Check every line below for the string "limitu", and copy the lines that contain it.

= MATERIAL FOR THIS TASK =
-- -- --
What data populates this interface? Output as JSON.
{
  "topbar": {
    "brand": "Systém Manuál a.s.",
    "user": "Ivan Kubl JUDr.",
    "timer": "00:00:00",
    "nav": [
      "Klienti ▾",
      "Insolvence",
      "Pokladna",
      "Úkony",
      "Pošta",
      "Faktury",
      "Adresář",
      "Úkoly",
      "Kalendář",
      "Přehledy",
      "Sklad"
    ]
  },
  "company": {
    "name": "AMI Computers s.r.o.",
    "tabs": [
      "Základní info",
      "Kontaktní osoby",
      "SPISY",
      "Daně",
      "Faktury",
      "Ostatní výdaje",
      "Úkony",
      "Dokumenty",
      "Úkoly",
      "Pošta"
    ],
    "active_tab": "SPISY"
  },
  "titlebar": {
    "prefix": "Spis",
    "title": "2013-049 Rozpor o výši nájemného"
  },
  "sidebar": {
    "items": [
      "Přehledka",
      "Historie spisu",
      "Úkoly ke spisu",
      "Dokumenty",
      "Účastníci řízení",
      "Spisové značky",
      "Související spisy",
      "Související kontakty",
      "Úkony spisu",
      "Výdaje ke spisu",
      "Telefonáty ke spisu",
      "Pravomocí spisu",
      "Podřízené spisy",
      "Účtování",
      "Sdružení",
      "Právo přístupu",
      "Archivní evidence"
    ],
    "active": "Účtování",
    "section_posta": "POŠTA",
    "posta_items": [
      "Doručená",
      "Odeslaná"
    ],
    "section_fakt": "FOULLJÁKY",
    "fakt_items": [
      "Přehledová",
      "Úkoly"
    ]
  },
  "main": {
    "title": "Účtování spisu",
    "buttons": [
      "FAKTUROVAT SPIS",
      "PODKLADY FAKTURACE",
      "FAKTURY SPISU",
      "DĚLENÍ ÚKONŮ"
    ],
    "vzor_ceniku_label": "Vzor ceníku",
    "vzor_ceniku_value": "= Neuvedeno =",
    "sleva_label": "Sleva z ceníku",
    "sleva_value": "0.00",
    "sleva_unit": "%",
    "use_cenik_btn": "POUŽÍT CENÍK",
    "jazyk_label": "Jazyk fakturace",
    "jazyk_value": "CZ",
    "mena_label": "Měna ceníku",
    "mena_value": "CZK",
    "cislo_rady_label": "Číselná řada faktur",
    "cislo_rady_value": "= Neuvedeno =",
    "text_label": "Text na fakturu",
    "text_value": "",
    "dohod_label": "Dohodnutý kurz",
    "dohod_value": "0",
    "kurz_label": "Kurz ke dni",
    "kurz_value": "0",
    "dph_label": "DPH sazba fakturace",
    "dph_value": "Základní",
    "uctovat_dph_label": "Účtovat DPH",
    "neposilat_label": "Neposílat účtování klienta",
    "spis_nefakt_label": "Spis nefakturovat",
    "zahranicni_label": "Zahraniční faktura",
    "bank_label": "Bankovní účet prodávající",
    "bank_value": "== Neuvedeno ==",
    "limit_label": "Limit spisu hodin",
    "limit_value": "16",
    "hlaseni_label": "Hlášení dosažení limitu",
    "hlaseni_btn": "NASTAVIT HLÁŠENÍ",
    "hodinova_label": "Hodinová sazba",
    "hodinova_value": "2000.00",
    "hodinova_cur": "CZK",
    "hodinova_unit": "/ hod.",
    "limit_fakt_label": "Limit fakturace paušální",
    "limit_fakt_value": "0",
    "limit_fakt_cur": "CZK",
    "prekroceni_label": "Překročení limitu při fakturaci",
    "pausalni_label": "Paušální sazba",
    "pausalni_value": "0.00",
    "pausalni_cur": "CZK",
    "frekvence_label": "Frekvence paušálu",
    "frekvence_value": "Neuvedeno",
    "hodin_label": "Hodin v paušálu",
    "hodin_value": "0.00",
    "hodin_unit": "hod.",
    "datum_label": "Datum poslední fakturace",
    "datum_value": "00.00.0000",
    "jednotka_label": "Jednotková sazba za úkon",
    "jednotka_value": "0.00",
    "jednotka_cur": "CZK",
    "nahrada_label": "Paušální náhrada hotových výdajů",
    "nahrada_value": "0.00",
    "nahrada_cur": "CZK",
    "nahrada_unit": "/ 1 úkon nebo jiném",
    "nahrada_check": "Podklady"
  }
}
-- -- --
= RESULT OF THIS EXERCISE =
    "hlaseni_label": "Hlášení dosažení limitu",
    "prekroceni_label": "Překročení limitu při fakturaci",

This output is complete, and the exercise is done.